-- Record list --
════
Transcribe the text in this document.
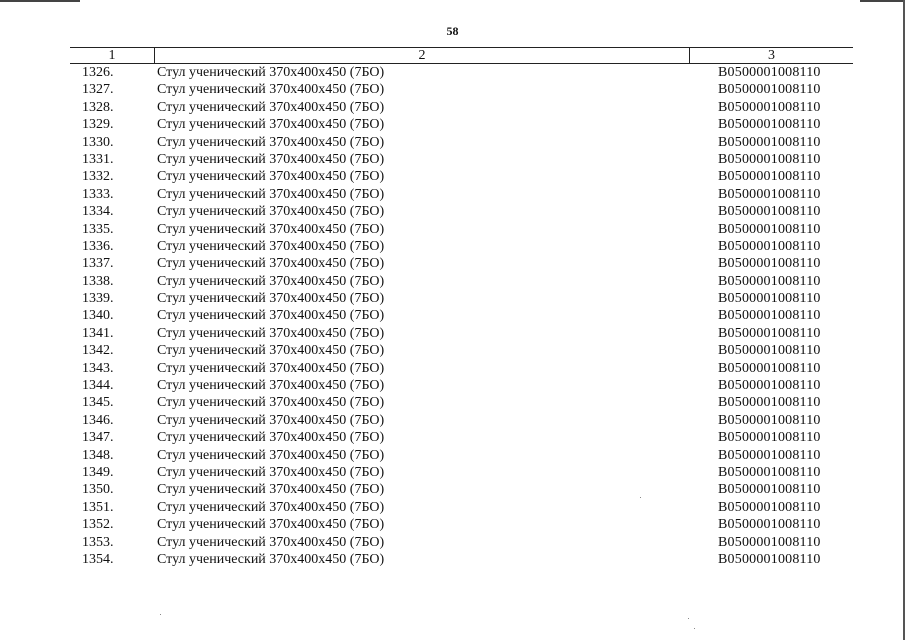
58
1	2	3
1326.	Стул ученический 370x400x450 (7БО)	В0500001008110
1327.	Стул ученический 370x400x450 (7БО)	В0500001008110
1328.	Стул ученический 370x400x450 (7БО)	В0500001008110
1329.	Стул ученический 370x400x450 (7БО)	В0500001008110
1330.	Стул ученический 370x400x450 (7БО)	В0500001008110
1331.	Стул ученический 370x400x450 (7БО)	В0500001008110
1332.	Стул ученический 370x400x450 (7БО)	В0500001008110
1333.	Стул ученический 370x400x450 (7БО)	В0500001008110
1334.	Стул ученический 370x400x450 (7БО)	В0500001008110
1335.	Стул ученический 370x400x450 (7БО)	В0500001008110
1336.	Стул ученический 370x400x450 (7БО)	В0500001008110
1337.	Стул ученический 370x400x450 (7БО)	В0500001008110
1338.	Стул ученический 370x400x450 (7БО)	В0500001008110
1339.	Стул ученический 370x400x450 (7БО)	В0500001008110
1340.	Стул ученический 370x400x450 (7БО)	В0500001008110
1341.	Стул ученический 370x400x450 (7БО)	В0500001008110
1342.	Стул ученический 370x400x450 (7БО)	В0500001008110
1343.	Стул ученический 370x400x450 (7БО)	В0500001008110
1344.	Стул ученический 370x400x450 (7БО)	В0500001008110
1345.	Стул ученический 370x400x450 (7БО)	В0500001008110
1346.	Стул ученический 370x400x450 (7БО)	В0500001008110
1347.	Стул ученический 370x400x450 (7БО)	В0500001008110
1348.	Стул ученический 370x400x450 (7БО)	В0500001008110
1349.	Стул ученический 370x400x450 (7БО)	В0500001008110
1350.	Стул ученический 370x400x450 (7БО)	В0500001008110
1351.	Стул ученический 370x400x450 (7БО)	В0500001008110
1352.	Стул ученический 370x400x450 (7БО)	В0500001008110
1353.	Стул ученический 370x400x450 (7БО)	В0500001008110
1354.	Стул ученический 370x400x450 (7БО)	В0500001008110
════
-- Job --
Write out the data precisely as given, excluding the pictures.

-- Expected output --
Transcribe the text in this document.
58
1	2	3
1326.	Стул ученический 370x400x450 (7БО)	В0500001008110
1327.	Стул ученический 370x400x450 (7БО)	В0500001008110
1328.	Стул ученический 370x400x450 (7БО)	В0500001008110
1329.	Стул ученический 370x400x450 (7БО)	В0500001008110
1330.	Стул ученический 370x400x450 (7БО)	В0500001008110
1331.	Стул ученический 370x400x450 (7БО)	В0500001008110
1332.	Стул ученический 370x400x450 (7БО)	В0500001008110
1333.	Стул ученический 370x400x450 (7БО)	В0500001008110
1334.	Стул ученический 370x400x450 (7БО)	В0500001008110
1335.	Стул ученический 370x400x450 (7БО)	В0500001008110
1336.	Стул ученический 370x400x450 (7БО)	В0500001008110
1337.	Стул ученический 370x400x450 (7БО)	В0500001008110
1338.	Стул ученический 370x400x450 (7БО)	В0500001008110
1339.	Стул ученический 370x400x450 (7БО)	В0500001008110
1340.	Стул ученический 370x400x450 (7БО)	В0500001008110
1341.	Стул ученический 370x400x450 (7БО)	В0500001008110
1342.	Стул ученический 370x400x450 (7БО)	В0500001008110
1343.	Стул ученический 370x400x450 (7БО)	В0500001008110
1344.	Стул ученический 370x400x450 (7БО)	В0500001008110
1345.	Стул ученический 370x400x450 (7БО)	В0500001008110
1346.	Стул ученический 370x400x450 (7БО)	В0500001008110
1347.	Стул ученический 370x400x450 (7БО)	В0500001008110
1348.	Стул ученический 370x400x450 (7БО)	В0500001008110
1349.	Стул ученический 370x400x450 (7БО)	В0500001008110
1350.	Стул ученический 370x400x450 (7БО)	В0500001008110
1351.	Стул ученический 370x400x450 (7БО)	В0500001008110
1352.	Стул ученический 370x400x450 (7БО)	В0500001008110
1353.	Стул ученический 370x400x450 (7БО)	В0500001008110
1354.	Стул ученический 370x400x450 (7БО)	В0500001008110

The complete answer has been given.